::: GIVEN ENTRIES

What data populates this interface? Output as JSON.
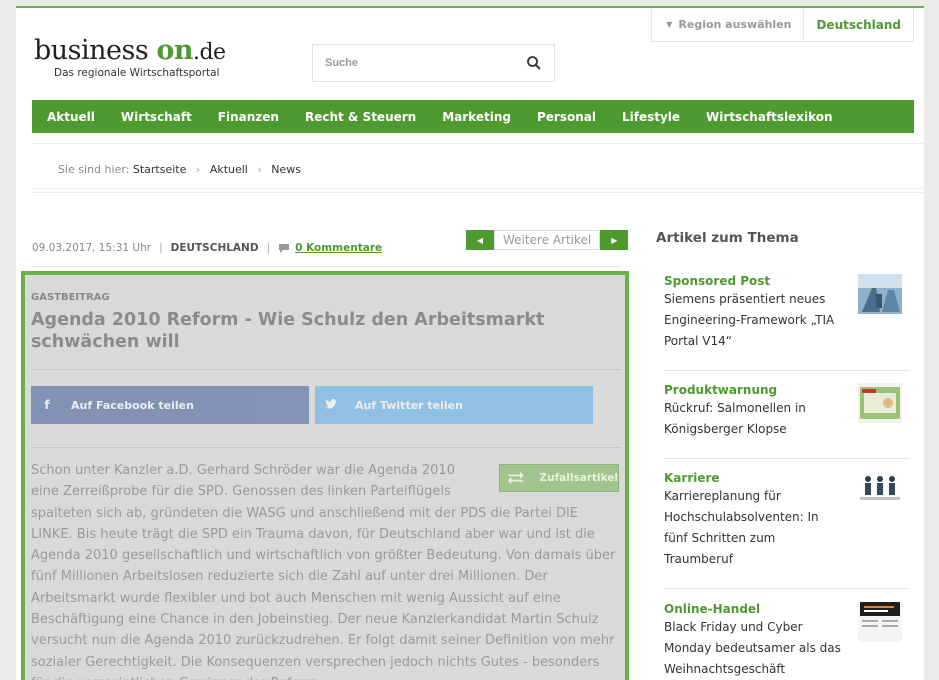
{
  "header": {
    "region_select_label": "Region auswählen",
    "region_current": "Deutschland",
    "logo_text_start": "business",
    "logo_text_on": "on",
    "logo_text_tld": ".de",
    "logo_tagline": "Das regionale Wirtschaftsportal",
    "search_placeholder": "Suche"
  },
  "nav": {
    "items": [
      "Aktuell",
      "Wirtschaft",
      "Finanzen",
      "Recht & Steuern",
      "Marketing",
      "Personal",
      "Lifestyle",
      "Wirtschaftslexikon"
    ]
  },
  "breadcrumb": {
    "prefix": "Sie sind hier:",
    "items": [
      "Startseite",
      "Aktuell",
      "News"
    ]
  },
  "article": {
    "date": "09.03.2017, 15:31 Uhr",
    "region": "DEUTSCHLAND",
    "comments": "0 Kommentare",
    "pager_label": "Weitere Artikel",
    "kicker": "GASTBEITRAG",
    "headline": "Agenda 2010 Reform - Wie Schulz den Arbeitsmarkt schwächen will",
    "share_facebook": "Auf Facebook teilen",
    "share_twitter": "Auf Twitter teilen",
    "random_label": "Zufallsartikel",
    "body": "Schon unter Kanzler a.D. Gerhard Schröder war die Agenda 2010 eine Zerreißprobe für die SPD. Genossen des linken Parteiflügels spalteten sich ab, gründeten die WASG und anschließend mit der PDS die Partei DIE LINKE. Bis heute trägt die SPD ein Trauma davon, für Deutschland aber war und ist die Agenda 2010 gesellschaftlich und wirtschaftlich von größter Bedeutung. Von damals über fünf Millionen Arbeitslosen reduzierte sich die Zahl auf unter drei Millionen. Der Arbeitsmarkt wurde flexibler und bot auch Menschen mit wenig Aussicht auf eine Beschäftigung eine Chance in den Jobeinstieg. Der neue Kanzlerkandidat Martin Schulz versucht nun die Agenda 2010 zurückzudrehen. Er folgt damit seiner Definition von mehr sozialer Gerechtigkeit. Die Konsequenzen versprechen jedoch nichts Gutes - besonders für die vermeintlichen Gewinner der Reform."
  },
  "sidebar": {
    "title": "Artikel zum Thema",
    "items": [
      {
        "category": "Sponsored Post",
        "text": "Siemens präsentiert neues Engineering-Framework „TIA Portal V14“"
      },
      {
        "category": "Produktwarnung",
        "text": "Rückruf: Salmonellen in Königsberger Klopse"
      },
      {
        "category": "Karriere",
        "text": "Karriereplanung für Hochschulabsolventen: In fünf Schritten zum Traumberuf"
      },
      {
        "category": "Online-Handel",
        "text": "Black Friday und Cyber Monday bedeutsamer als das Weihnachtsgeschäft"
      }
    ]
  },
  "colors": {
    "brand_green": "#4e9a31",
    "card_border": "#6ab04c",
    "facebook": "#3b5998",
    "twitter": "#55acee"
  }
}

::::::

#### [TASK DETAILS]
Retype every entry verbatim and exclude the pictures from the copy.

#### [TASK RESPONSE]
What data populates this interface? Output as JSON.
{
  "header": {
    "region_select_label": "Region auswählen",
    "region_current": "Deutschland",
    "logo_text_start": "business",
    "logo_text_on": "on",
    "logo_text_tld": ".de",
    "logo_tagline": "Das regionale Wirtschaftsportal",
    "search_placeholder": "Suche"
  },
  "nav": {
    "items": [
      "Aktuell",
      "Wirtschaft",
      "Finanzen",
      "Recht & Steuern",
      "Marketing",
      "Personal",
      "Lifestyle",
      "Wirtschaftslexikon"
    ]
  },
  "breadcrumb": {
    "prefix": "Sie sind hier:",
    "items": [
      "Startseite",
      "Aktuell",
      "News"
    ]
  },
  "article": {
    "date": "09.03.2017, 15:31 Uhr",
    "region": "DEUTSCHLAND",
    "comments": "0 Kommentare",
    "pager_label": "Weitere Artikel",
    "kicker": "GASTBEITRAG",
    "headline": "Agenda 2010 Reform - Wie Schulz den Arbeitsmarkt schwächen will",
    "share_facebook": "Auf Facebook teilen",
    "share_twitter": "Auf Twitter teilen",
    "random_label": "Zufallsartikel",
    "body": "Schon unter Kanzler a.D. Gerhard Schröder war die Agenda 2010 eine Zerreißprobe für die SPD. Genossen des linken Parteiflügels spalteten sich ab, gründeten die WASG und anschließend mit der PDS die Partei DIE LINKE. Bis heute trägt die SPD ein Trauma davon, für Deutschland aber war und ist die Agenda 2010 gesellschaftlich und wirtschaftlich von größter Bedeutung. Von damals über fünf Millionen Arbeitslosen reduzierte sich die Zahl auf unter drei Millionen. Der Arbeitsmarkt wurde flexibler und bot auch Menschen mit wenig Aussicht auf eine Beschäftigung eine Chance in den Jobeinstieg. Der neue Kanzlerkandidat Martin Schulz versucht nun die Agenda 2010 zurückzudrehen. Er folgt damit seiner Definition von mehr sozialer Gerechtigkeit. Die Konsequenzen versprechen jedoch nichts Gutes - besonders für die vermeintlichen Gewinner der Reform."
  },
  "sidebar": {
    "title": "Artikel zum Thema",
    "items": [
      {
        "category": "Sponsored Post",
        "text": "Siemens präsentiert neues Engineering-Framework „TIA Portal V14“"
      },
      {
        "category": "Produktwarnung",
        "text": "Rückruf: Salmonellen in Königsberger Klopse"
      },
      {
        "category": "Karriere",
        "text": "Karriereplanung für Hochschulabsolventen: In fünf Schritten zum Traumberuf"
      },
      {
        "category": "Online-Handel",
        "text": "Black Friday und Cyber Monday bedeutsamer als das Weihnachtsgeschäft"
      }
    ]
  },
  "colors": {
    "brand_green": "#4e9a31",
    "card_border": "#6ab04c",
    "facebook": "#3b5998",
    "twitter": "#55acee"
  }
}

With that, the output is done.